Output each line exactly as it appears, skipping any embedded picture.

── Recorded information

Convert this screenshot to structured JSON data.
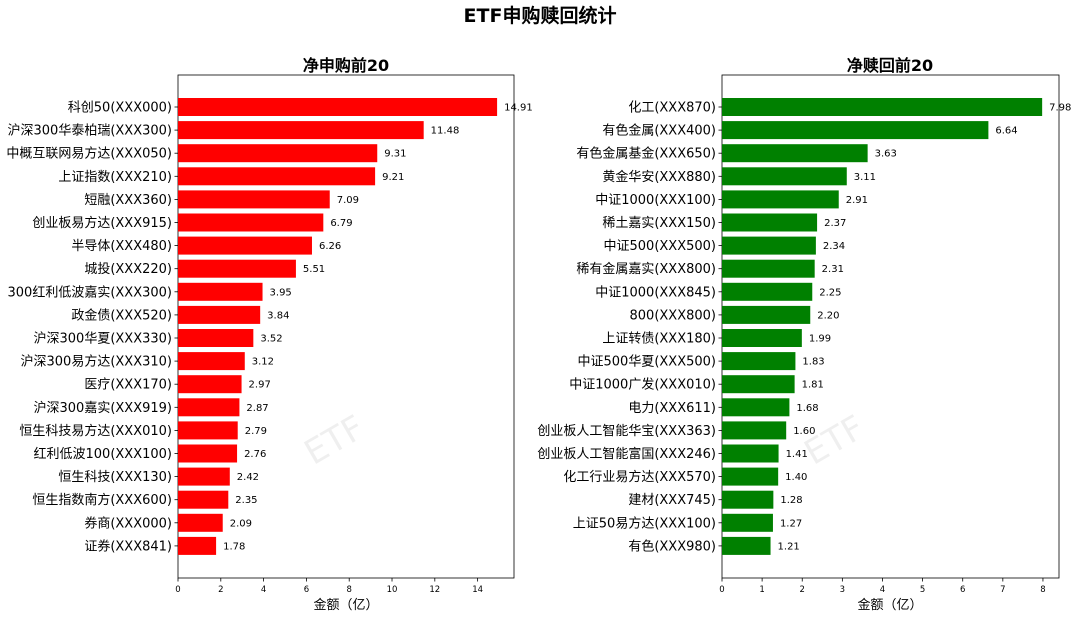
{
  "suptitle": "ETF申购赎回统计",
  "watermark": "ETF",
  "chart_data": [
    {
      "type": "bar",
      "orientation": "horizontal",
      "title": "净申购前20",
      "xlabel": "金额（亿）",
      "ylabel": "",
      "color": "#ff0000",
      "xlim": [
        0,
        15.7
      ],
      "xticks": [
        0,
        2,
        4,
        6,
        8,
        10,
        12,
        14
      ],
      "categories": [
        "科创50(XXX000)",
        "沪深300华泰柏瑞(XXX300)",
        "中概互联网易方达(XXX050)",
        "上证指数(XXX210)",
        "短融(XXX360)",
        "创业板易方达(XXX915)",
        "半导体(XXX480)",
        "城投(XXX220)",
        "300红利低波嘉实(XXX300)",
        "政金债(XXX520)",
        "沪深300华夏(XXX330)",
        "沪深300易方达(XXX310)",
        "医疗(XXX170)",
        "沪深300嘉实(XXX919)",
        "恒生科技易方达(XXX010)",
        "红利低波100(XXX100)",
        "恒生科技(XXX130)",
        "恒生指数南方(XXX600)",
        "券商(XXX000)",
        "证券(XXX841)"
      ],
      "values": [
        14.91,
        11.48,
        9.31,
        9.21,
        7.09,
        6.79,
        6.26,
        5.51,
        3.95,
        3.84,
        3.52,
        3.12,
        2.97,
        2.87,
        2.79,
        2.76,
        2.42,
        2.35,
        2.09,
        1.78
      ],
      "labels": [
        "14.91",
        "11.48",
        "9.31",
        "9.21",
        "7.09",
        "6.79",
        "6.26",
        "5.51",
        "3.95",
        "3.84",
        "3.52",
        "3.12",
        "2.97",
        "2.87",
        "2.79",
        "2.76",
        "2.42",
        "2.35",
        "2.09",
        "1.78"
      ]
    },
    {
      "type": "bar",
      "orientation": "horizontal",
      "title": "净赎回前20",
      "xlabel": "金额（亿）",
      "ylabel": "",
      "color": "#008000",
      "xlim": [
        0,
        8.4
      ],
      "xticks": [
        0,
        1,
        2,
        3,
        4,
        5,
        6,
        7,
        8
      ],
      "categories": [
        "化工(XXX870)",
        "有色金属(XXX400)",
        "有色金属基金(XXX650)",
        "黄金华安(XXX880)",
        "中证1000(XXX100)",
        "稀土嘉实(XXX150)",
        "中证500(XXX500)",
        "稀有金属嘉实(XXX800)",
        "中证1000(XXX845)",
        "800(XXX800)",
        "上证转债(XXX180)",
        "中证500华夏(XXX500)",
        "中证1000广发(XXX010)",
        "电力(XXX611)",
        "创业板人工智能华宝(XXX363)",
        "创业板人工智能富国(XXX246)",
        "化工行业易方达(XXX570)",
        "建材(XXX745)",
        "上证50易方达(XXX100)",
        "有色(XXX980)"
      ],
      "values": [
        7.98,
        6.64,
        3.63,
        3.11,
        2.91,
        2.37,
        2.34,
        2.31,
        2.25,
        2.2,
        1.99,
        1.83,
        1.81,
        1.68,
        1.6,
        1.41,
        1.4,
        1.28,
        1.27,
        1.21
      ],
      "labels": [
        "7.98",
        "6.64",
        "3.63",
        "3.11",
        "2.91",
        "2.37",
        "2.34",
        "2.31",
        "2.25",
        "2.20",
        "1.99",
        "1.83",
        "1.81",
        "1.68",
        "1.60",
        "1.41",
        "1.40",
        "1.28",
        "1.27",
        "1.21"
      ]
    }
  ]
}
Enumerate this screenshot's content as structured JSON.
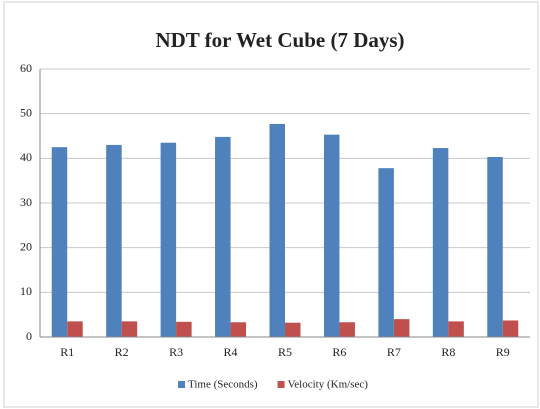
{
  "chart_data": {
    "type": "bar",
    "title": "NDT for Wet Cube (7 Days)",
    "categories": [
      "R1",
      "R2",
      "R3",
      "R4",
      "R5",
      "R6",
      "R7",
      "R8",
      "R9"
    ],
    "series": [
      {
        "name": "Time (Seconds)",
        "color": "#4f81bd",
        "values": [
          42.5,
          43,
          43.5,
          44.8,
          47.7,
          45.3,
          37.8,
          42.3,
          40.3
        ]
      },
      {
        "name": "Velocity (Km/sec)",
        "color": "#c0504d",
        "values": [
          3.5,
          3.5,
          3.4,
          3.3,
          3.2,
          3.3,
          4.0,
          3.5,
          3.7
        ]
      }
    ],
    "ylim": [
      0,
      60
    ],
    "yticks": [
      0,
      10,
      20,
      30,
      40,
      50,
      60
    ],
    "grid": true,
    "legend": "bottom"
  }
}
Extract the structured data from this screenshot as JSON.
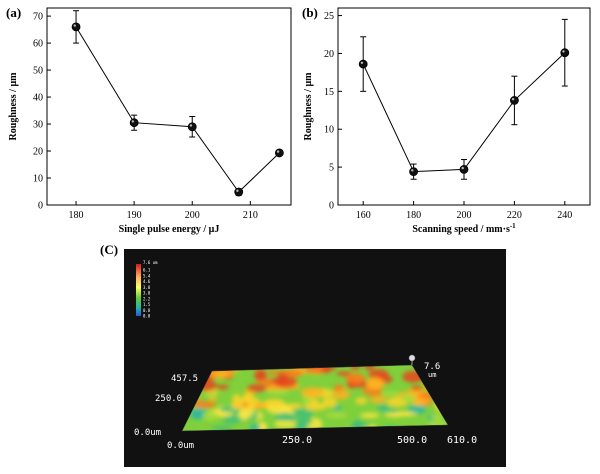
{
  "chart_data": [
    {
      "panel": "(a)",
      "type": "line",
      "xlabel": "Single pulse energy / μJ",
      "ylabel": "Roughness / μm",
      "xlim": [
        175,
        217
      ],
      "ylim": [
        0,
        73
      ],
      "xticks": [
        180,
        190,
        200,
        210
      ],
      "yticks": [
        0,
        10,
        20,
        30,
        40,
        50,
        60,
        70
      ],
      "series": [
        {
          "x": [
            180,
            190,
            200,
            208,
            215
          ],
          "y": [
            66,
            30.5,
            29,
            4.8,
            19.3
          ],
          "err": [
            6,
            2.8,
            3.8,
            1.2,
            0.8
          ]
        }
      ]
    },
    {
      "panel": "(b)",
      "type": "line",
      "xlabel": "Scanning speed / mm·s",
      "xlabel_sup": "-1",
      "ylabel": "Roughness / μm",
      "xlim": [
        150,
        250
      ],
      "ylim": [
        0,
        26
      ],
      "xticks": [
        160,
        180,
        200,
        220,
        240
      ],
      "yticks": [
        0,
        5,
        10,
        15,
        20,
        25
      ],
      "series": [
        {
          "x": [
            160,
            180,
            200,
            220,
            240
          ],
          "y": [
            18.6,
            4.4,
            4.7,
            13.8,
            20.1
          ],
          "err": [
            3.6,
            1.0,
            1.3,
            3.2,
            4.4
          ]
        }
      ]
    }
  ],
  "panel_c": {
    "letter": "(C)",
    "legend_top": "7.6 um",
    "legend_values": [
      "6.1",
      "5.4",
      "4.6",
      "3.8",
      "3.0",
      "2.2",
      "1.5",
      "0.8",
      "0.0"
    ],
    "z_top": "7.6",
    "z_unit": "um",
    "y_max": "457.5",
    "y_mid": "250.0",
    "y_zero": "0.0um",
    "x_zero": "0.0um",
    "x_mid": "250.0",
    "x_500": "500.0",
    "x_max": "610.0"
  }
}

────

Written answer.
Convert this screenshot to structured JSON data.
{
  "suptitle": "ETF申购赎回统计",
  "watermark": "ETF",
  "chart_data": [
    {
      "type": "bar",
      "orientation": "horizontal",
      "title": "净申购前20",
      "xlabel": "金额（亿）",
      "ylabel": "",
      "color": "#ff0000",
      "xlim": [
        0,
        15.7
      ],
      "xticks": [
        0,
        2,
        4,
        6,
        8,
        10,
        12,
        14
      ],
      "categories": [
        "科创50(XXX000)",
        "沪深300华泰柏瑞(XXX300)",
        "中概互联网易方达(XXX050)",
        "上证指数(XXX210)",
        "短融(XXX360)",
        "创业板易方达(XXX915)",
        "半导体(XXX480)",
        "城投(XXX220)",
        "300红利低波嘉实(XXX300)",
        "政金债(XXX520)",
        "沪深300华夏(XXX330)",
        "沪深300易方达(XXX310)",
        "医疗(XXX170)",
        "沪深300嘉实(XXX919)",
        "恒生科技易方达(XXX010)",
        "红利低波100(XXX100)",
        "恒生科技(XXX130)",
        "恒生指数南方(XXX600)",
        "券商(XXX000)",
        "证券(XXX841)"
      ],
      "values": [
        14.91,
        11.48,
        9.31,
        9.21,
        7.09,
        6.79,
        6.26,
        5.51,
        3.95,
        3.84,
        3.52,
        3.12,
        2.97,
        2.87,
        2.79,
        2.76,
        2.42,
        2.35,
        2.09,
        1.78
      ],
      "labels": [
        "14.91",
        "11.48",
        "9.31",
        "9.21",
        "7.09",
        "6.79",
        "6.26",
        "5.51",
        "3.95",
        "3.84",
        "3.52",
        "3.12",
        "2.97",
        "2.87",
        "2.79",
        "2.76",
        "2.42",
        "2.35",
        "2.09",
        "1.78"
      ]
    },
    {
      "type": "bar",
      "orientation": "horizontal",
      "title": "净赎回前20",
      "xlabel": "金额（亿）",
      "ylabel": "",
      "color": "#008000",
      "xlim": [
        0,
        8.4
      ],
      "xticks": [
        0,
        1,
        2,
        3,
        4,
        5,
        6,
        7,
        8
      ],
      "categories": [
        "化工(XXX870)",
        "有色金属(XXX400)",
        "有色金属基金(XXX650)",
        "黄金华安(XXX880)",
        "中证1000(XXX100)",
        "稀土嘉实(XXX150)",
        "中证500(XXX500)",
        "稀有金属嘉实(XXX800)",
        "中证1000(XXX845)",
        "800(XXX800)",
        "上证转债(XXX180)",
        "中证500华夏(XXX500)",
        "中证1000广发(XXX010)",
        "电力(XXX611)",
        "创业板人工智能华宝(XXX363)",
        "创业板人工智能富国(XXX246)",
        "化工行业易方达(XXX570)",
        "建材(XXX745)",
        "上证50易方达(XXX100)",
        "有色(XXX980)"
      ],
      "values": [
        7.98,
        6.64,
        3.63,
        3.11,
        2.91,
        2.37,
        2.34,
        2.31,
        2.25,
        2.2,
        1.99,
        1.83,
        1.81,
        1.68,
        1.6,
        1.41,
        1.4,
        1.28,
        1.27,
        1.21
      ],
      "labels": [
        "7.98",
        "6.64",
        "3.63",
        "3.11",
        "2.91",
        "2.37",
        "2.34",
        "2.31",
        "2.25",
        "2.20",
        "1.99",
        "1.83",
        "1.81",
        "1.68",
        "1.60",
        "1.41",
        "1.40",
        "1.28",
        "1.27",
        "1.21"
      ]
    }
  ]
}
Enumerate this screenshot's content as structured JSON.
{
  "chart_data": {
    "type": "bar",
    "title": "NDT for Wet Cube (7 Days)",
    "categories": [
      "R1",
      "R2",
      "R3",
      "R4",
      "R5",
      "R6",
      "R7",
      "R8",
      "R9"
    ],
    "series": [
      {
        "name": "Time (Seconds)",
        "color": "#4f81bd",
        "values": [
          42.5,
          43,
          43.5,
          44.8,
          47.7,
          45.3,
          37.8,
          42.3,
          40.3
        ]
      },
      {
        "name": "Velocity (Km/sec)",
        "color": "#c0504d",
        "values": [
          3.5,
          3.5,
          3.4,
          3.3,
          3.2,
          3.3,
          4.0,
          3.5,
          3.7
        ]
      }
    ],
    "ylim": [
      0,
      60
    ],
    "yticks": [
      0,
      10,
      20,
      30,
      40,
      50,
      60
    ],
    "grid": true,
    "legend": "bottom"
  }
}
Extract the structured data from this screenshot as JSON.
{
  "chart_data": [
    {
      "panel": "(a)",
      "type": "line",
      "xlabel": "Single pulse energy / μJ",
      "ylabel": "Roughness / μm",
      "xlim": [
        175,
        217
      ],
      "ylim": [
        0,
        73
      ],
      "xticks": [
        180,
        190,
        200,
        210
      ],
      "yticks": [
        0,
        10,
        20,
        30,
        40,
        50,
        60,
        70
      ],
      "series": [
        {
          "x": [
            180,
            190,
            200,
            208,
            215
          ],
          "y": [
            66,
            30.5,
            29,
            4.8,
            19.3
          ],
          "err": [
            6,
            2.8,
            3.8,
            1.2,
            0.8
          ]
        }
      ]
    },
    {
      "panel": "(b)",
      "type": "line",
      "xlabel": "Scanning speed / mm·s",
      "xlabel_sup": "-1",
      "ylabel": "Roughness / μm",
      "xlim": [
        150,
        250
      ],
      "ylim": [
        0,
        26
      ],
      "xticks": [
        160,
        180,
        200,
        220,
        240
      ],
      "yticks": [
        0,
        5,
        10,
        15,
        20,
        25
      ],
      "series": [
        {
          "x": [
            160,
            180,
            200,
            220,
            240
          ],
          "y": [
            18.6,
            4.4,
            4.7,
            13.8,
            20.1
          ],
          "err": [
            3.6,
            1.0,
            1.3,
            3.2,
            4.4
          ]
        }
      ]
    }
  ],
  "panel_c": {
    "letter": "(C)",
    "legend_top": "7.6 um",
    "legend_values": [
      "6.1",
      "5.4",
      "4.6",
      "3.8",
      "3.0",
      "2.2",
      "1.5",
      "0.8",
      "0.0"
    ],
    "z_top": "7.6",
    "z_unit": "um",
    "y_max": "457.5",
    "y_mid": "250.0",
    "y_zero": "0.0um",
    "x_zero": "0.0um",
    "x_mid": "250.0",
    "x_500": "500.0",
    "x_max": "610.0"
  }
}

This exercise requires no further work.